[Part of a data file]
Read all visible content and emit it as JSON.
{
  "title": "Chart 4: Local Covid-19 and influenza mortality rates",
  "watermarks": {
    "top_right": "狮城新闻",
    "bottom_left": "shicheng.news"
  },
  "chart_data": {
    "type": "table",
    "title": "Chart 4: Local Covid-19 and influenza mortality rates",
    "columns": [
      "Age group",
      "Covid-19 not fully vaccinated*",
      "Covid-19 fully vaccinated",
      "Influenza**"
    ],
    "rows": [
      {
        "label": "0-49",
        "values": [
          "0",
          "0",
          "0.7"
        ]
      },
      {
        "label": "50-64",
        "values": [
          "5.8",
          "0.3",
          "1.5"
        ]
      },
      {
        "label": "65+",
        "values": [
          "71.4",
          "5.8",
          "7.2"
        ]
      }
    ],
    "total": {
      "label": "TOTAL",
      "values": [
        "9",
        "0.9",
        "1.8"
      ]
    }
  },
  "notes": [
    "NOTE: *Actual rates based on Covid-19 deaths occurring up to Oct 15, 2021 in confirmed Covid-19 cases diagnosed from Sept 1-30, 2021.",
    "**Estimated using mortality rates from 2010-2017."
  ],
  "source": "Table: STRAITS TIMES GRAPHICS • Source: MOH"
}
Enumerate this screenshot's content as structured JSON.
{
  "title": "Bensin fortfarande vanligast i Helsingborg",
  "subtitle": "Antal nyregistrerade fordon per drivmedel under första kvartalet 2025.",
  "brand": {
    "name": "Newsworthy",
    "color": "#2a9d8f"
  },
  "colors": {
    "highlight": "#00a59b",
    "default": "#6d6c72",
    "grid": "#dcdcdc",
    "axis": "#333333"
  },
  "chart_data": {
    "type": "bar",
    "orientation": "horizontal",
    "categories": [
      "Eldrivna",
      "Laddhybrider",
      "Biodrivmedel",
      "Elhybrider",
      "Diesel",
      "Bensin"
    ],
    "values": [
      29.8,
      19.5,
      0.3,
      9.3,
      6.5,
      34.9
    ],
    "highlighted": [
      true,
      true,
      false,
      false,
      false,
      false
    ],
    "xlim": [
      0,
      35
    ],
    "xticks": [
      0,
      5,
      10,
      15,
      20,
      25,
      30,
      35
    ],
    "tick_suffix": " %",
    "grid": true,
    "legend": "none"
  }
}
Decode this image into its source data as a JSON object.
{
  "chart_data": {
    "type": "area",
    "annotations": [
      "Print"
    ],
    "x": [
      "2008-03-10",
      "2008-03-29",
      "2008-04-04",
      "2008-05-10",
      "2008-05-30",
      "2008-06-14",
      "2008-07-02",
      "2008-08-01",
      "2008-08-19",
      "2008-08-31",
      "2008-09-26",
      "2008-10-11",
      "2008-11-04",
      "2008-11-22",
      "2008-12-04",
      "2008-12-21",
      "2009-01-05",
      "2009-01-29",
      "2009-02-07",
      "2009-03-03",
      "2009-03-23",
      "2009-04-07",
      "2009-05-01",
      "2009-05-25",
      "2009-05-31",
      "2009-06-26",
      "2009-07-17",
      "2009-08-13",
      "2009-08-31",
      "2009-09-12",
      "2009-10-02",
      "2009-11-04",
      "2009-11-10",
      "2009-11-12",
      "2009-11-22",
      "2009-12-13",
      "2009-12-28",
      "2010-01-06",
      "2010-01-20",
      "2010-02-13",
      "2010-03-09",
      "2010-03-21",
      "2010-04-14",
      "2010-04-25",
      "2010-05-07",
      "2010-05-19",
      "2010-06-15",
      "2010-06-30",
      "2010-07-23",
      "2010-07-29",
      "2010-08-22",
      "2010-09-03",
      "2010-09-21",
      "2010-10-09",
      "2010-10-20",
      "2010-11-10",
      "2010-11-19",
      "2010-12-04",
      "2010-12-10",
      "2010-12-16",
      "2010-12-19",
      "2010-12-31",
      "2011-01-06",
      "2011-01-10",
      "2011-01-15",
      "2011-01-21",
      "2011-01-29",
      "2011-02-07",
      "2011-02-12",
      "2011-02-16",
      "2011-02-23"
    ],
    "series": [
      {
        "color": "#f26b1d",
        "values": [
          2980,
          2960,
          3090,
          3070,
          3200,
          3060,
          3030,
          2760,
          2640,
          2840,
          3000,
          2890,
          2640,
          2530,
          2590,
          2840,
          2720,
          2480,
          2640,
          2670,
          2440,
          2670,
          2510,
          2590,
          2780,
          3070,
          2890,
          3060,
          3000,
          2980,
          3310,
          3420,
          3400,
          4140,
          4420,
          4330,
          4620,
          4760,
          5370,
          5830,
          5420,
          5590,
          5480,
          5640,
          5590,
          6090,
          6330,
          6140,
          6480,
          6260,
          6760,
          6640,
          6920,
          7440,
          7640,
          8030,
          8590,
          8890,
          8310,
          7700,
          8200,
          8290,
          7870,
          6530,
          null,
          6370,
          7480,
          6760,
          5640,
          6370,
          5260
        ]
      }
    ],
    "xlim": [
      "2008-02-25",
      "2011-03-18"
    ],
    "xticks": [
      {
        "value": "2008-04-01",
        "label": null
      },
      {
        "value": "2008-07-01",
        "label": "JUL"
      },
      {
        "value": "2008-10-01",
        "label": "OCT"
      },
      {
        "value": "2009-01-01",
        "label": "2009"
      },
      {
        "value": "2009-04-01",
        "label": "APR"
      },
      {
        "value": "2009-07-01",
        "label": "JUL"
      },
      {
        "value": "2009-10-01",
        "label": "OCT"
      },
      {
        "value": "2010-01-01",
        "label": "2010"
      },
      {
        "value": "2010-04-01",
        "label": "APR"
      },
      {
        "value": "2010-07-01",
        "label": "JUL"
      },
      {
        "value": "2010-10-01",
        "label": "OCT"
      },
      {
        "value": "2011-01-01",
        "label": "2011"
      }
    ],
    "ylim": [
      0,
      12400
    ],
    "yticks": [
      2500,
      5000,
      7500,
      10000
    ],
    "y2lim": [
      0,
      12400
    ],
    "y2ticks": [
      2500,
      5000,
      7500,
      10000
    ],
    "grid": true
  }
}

### What you have to do
For the data above, state how many lines contain "source"; the number is the whole answer.

### Output
2